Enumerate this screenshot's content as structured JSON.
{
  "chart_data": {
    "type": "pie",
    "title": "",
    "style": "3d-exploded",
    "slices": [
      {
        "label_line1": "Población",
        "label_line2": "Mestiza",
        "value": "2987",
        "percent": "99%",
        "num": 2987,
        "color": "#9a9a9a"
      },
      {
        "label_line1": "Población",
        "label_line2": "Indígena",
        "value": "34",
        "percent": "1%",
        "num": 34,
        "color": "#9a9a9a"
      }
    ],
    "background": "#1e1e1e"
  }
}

▸ **Goal**
Write down all the entries again without a single difference.

▸ **Solution to the problem**
Enumerate this screenshot's content as structured JSON.
{
  "chart_data": {
    "type": "pie",
    "title": "",
    "style": "3d-exploded",
    "slices": [
      {
        "label_line1": "Población",
        "label_line2": "Mestiza",
        "value": "2987",
        "percent": "99%",
        "num": 2987,
        "color": "#9a9a9a"
      },
      {
        "label_line1": "Población",
        "label_line2": "Indígena",
        "value": "34",
        "percent": "1%",
        "num": 34,
        "color": "#9a9a9a"
      }
    ],
    "background": "#1e1e1e"
  }
}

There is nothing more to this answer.